• OBJECTIVE
Below are some entries. Copy each line that holds the string "报文接收程序".

• DATA TO USE
──────────
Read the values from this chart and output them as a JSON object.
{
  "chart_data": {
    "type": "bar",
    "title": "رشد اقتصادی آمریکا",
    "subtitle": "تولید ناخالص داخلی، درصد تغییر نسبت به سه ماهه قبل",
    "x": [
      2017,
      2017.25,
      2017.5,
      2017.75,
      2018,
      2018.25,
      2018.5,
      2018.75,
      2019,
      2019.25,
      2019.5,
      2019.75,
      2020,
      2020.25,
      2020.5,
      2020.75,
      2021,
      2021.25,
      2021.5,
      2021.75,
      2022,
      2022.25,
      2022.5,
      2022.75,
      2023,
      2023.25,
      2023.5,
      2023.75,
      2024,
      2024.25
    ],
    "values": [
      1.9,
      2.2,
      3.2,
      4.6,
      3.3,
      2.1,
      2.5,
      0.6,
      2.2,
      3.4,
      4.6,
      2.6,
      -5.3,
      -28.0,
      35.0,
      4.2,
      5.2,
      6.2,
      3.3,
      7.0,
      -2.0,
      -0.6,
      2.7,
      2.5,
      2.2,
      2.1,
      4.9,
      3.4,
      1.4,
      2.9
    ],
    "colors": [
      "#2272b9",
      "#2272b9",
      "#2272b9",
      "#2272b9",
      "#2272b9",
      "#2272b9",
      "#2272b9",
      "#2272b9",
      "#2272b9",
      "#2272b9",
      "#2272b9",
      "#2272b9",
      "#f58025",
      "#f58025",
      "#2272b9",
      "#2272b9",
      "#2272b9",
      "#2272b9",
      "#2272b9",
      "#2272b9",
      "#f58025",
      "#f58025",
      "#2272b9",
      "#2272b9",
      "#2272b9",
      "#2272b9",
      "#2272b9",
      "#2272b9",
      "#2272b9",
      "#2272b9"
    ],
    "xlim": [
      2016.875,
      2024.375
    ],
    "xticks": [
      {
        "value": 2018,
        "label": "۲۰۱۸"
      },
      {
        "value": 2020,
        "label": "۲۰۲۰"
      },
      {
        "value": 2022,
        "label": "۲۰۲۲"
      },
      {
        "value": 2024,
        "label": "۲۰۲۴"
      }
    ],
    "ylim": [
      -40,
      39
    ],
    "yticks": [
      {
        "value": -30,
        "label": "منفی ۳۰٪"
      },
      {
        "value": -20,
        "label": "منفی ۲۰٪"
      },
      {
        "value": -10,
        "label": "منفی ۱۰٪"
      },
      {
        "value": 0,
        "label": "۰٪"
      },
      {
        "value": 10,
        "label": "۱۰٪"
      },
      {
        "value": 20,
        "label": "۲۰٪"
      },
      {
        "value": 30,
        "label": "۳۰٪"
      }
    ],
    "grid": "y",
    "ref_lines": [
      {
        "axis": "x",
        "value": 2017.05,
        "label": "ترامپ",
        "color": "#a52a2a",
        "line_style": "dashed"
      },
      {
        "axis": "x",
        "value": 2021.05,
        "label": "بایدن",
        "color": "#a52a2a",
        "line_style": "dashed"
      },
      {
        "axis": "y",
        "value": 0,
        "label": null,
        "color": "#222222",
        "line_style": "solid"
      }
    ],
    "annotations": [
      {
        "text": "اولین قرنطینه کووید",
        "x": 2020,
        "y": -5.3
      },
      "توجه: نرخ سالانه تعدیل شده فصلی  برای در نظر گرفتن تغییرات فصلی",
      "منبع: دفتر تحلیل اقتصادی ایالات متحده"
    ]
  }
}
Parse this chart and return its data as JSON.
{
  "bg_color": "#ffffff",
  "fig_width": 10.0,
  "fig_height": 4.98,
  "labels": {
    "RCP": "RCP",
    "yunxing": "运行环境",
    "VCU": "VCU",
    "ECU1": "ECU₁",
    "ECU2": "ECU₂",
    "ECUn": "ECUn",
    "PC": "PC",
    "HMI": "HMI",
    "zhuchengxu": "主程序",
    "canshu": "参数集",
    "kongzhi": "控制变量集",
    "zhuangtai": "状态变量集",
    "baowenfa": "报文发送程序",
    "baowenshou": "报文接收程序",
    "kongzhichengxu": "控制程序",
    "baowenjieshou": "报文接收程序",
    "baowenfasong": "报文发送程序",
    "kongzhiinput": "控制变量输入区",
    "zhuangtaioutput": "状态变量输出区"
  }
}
──────────
• SOLUTION TO THIS PROBLEM
    "baowenshou": "报文接收程序",
    "baowenjieshou": "报文接收程序",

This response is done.